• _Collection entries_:
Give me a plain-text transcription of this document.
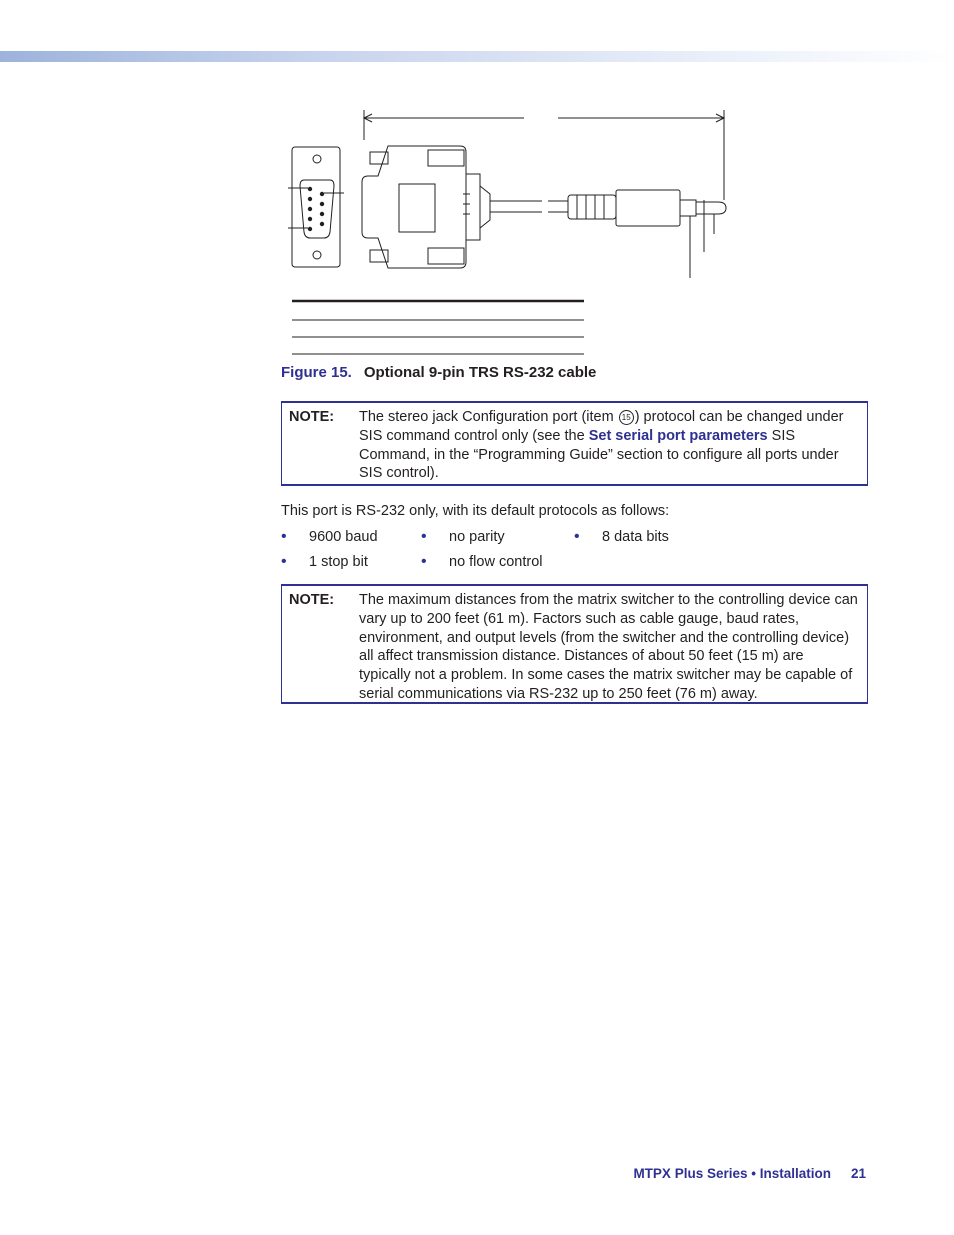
Figure 15. Optional 9-pin TRS RS-232 cable
NOTE: The stereo jack Configuration port (item 15 ) protocol can be changed under SIS command control only (see the Set serial port parameters SIS Command, in the “Programming Guide” section to configure all ports under SIS control).
This port is RS-232 only, with its default protocols as follows:
• 9600 baud	• no parity	• 8 data bits
• 1 stop bit	• no flow control
NOTE: The maximum distances from the matrix switcher to the controlling device can vary up to 200 feet (61 m). Factors such as cable gauge, baud rates, environment, and output levels (from the switcher and the controlling device) all affect transmission distance. Distances of about 50 feet (15 m) are typically not a problem. In some cases the matrix switcher may be capable of serial communications via RS-232 up to 250 feet (76 m) away.
MTPX Plus Series • Installation 21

• _Exercise aim_: Without the pictures, output the full listing exactly as it stands.

• _Finished exercise_:
Give me a plain-text transcription of this document.
Figure 15. Optional 9-pin TRS RS-232 cable
NOTE: The stereo jack Configuration port (item 15 ) protocol can be changed under SIS command control only (see the Set serial port parameters SIS Command, in the “Programming Guide” section to configure all ports under SIS control).
This port is RS-232 only, with its default protocols as follows:
• 9600 baud	• no parity	• 8 data bits
• 1 stop bit	• no flow control
NOTE: The maximum distances from the matrix switcher to the controlling device can vary up to 200 feet (61 m). Factors such as cable gauge, baud rates, environment, and output levels (from the switcher and the controlling device) all affect transmission distance. Distances of about 50 feet (15 m) are typically not a problem. In some cases the matrix switcher may be capable of serial communications via RS-232 up to 250 feet (76 m) away.
MTPX Plus Series • Installation 21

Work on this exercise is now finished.